### What is required:
From the listing, collect all lines containing the word "this".

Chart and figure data
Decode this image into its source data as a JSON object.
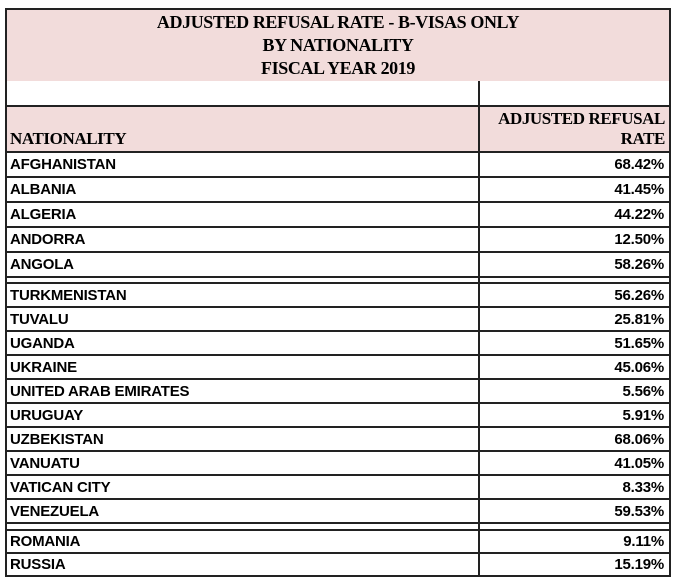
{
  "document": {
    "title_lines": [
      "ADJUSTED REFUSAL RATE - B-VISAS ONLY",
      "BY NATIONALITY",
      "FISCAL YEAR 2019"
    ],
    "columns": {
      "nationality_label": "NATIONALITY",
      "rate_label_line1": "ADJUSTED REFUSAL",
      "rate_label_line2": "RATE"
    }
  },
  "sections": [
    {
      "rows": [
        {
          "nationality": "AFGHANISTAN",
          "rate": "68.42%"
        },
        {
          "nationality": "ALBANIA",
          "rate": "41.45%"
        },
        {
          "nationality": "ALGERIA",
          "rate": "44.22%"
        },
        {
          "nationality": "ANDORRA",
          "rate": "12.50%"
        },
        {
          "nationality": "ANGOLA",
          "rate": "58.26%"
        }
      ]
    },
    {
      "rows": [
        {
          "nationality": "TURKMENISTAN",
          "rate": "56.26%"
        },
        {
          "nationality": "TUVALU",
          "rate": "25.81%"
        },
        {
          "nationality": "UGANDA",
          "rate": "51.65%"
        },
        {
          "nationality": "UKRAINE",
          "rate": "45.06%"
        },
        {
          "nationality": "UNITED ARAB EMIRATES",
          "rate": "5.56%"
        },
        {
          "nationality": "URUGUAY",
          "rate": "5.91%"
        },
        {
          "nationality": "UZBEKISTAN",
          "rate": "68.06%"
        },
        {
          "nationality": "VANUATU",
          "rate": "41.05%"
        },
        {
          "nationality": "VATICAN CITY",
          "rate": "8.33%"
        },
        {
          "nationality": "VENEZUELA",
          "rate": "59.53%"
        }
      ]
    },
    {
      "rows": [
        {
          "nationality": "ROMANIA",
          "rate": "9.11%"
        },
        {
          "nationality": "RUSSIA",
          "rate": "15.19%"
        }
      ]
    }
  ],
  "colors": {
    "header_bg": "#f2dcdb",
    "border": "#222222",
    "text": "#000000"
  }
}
==
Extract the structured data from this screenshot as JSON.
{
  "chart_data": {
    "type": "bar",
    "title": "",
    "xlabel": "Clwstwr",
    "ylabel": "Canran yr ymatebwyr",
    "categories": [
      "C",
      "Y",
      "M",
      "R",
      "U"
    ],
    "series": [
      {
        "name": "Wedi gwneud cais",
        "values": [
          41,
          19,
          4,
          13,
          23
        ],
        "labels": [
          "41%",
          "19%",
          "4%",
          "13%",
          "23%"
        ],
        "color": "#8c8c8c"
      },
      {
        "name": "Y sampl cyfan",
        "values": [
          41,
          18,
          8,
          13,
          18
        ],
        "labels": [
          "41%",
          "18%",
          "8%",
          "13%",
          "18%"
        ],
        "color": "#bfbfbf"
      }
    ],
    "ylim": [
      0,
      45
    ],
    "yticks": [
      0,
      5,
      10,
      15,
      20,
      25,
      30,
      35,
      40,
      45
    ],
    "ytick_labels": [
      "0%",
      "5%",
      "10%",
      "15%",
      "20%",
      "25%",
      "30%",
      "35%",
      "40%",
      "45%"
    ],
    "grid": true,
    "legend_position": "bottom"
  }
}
* * *
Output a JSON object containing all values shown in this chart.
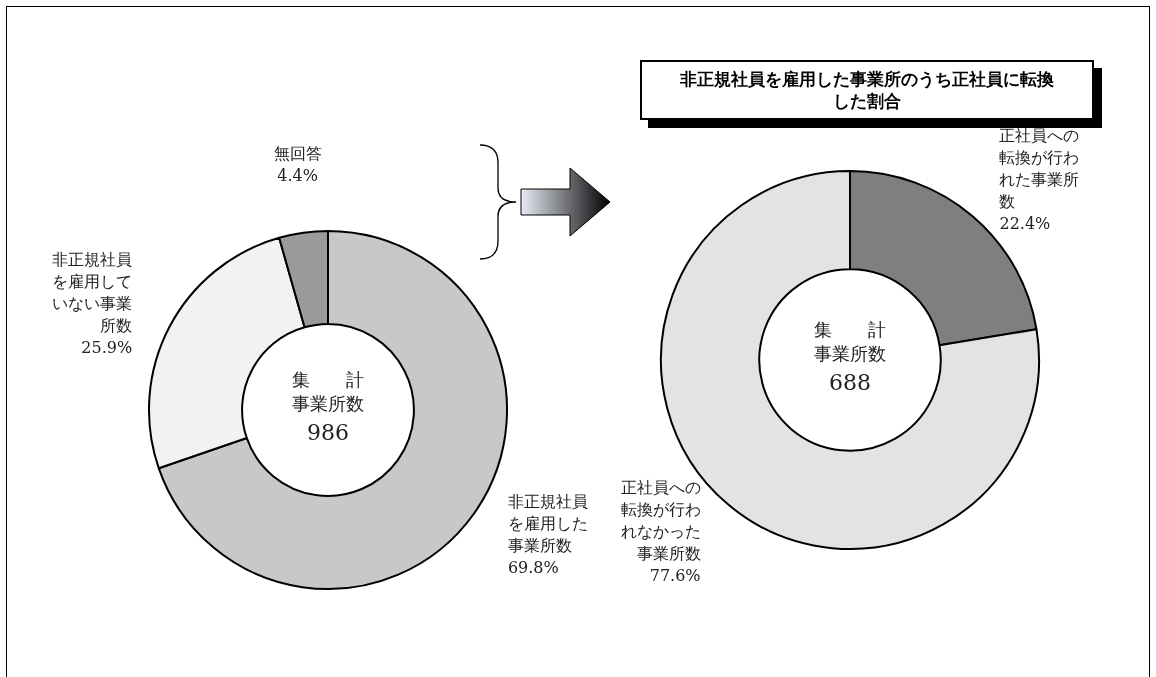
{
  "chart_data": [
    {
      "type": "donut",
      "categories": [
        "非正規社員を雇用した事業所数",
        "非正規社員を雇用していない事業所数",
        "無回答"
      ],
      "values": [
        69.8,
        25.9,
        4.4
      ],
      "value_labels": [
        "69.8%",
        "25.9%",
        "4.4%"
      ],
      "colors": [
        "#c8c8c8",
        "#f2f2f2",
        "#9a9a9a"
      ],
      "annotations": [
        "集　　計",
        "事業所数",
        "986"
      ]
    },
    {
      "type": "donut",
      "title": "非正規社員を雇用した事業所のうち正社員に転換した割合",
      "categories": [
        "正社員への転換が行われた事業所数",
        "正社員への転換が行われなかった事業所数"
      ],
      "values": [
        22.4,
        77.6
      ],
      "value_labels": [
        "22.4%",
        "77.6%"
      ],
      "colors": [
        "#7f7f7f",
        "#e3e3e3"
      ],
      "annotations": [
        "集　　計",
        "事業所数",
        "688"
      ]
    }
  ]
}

### Answer for the task:
Decode this image into its source data as a JSON object.
Extract the structured data from this screenshot as JSON.
Output a JSON object containing all values shown in this chart.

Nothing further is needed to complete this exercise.